• _STATED PROBLEM_:
Can you quote the records below in full, word for word?

• _DATA TO PROCESS_:
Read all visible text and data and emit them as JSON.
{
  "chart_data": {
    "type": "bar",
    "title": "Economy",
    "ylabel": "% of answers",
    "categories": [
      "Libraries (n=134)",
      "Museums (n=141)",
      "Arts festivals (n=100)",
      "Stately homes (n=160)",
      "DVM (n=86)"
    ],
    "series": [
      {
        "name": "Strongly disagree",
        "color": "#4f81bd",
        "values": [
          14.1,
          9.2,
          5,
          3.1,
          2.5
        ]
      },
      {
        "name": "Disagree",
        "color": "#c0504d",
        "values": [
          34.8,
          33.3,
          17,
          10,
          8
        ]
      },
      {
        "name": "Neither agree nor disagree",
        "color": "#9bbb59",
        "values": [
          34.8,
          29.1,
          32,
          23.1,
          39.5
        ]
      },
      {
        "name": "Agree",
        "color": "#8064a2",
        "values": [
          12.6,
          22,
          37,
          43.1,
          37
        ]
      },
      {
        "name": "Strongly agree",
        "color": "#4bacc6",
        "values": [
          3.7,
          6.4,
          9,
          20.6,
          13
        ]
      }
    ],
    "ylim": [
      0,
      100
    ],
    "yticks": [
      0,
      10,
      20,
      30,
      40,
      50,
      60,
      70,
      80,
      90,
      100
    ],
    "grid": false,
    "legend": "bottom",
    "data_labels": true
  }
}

• _EXERCISE SOLUTION_:
Read all visible text and data and emit them as JSON.
{
  "chart_data": {
    "type": "bar",
    "title": "Economy",
    "ylabel": "% of answers",
    "categories": [
      "Libraries (n=134)",
      "Museums (n=141)",
      "Arts festivals (n=100)",
      "Stately homes (n=160)",
      "DVM (n=86)"
    ],
    "series": [
      {
        "name": "Strongly disagree",
        "color": "#4f81bd",
        "values": [
          14.1,
          9.2,
          5,
          3.1,
          2.5
        ]
      },
      {
        "name": "Disagree",
        "color": "#c0504d",
        "values": [
          34.8,
          33.3,
          17,
          10,
          8
        ]
      },
      {
        "name": "Neither agree nor disagree",
        "color": "#9bbb59",
        "values": [
          34.8,
          29.1,
          32,
          23.1,
          39.5
        ]
      },
      {
        "name": "Agree",
        "color": "#8064a2",
        "values": [
          12.6,
          22,
          37,
          43.1,
          37
        ]
      },
      {
        "name": "Strongly agree",
        "color": "#4bacc6",
        "values": [
          3.7,
          6.4,
          9,
          20.6,
          13
        ]
      }
    ],
    "ylim": [
      0,
      100
    ],
    "yticks": [
      0,
      10,
      20,
      30,
      40,
      50,
      60,
      70,
      80,
      90,
      100
    ],
    "grid": false,
    "legend": "bottom",
    "data_labels": true
  }
}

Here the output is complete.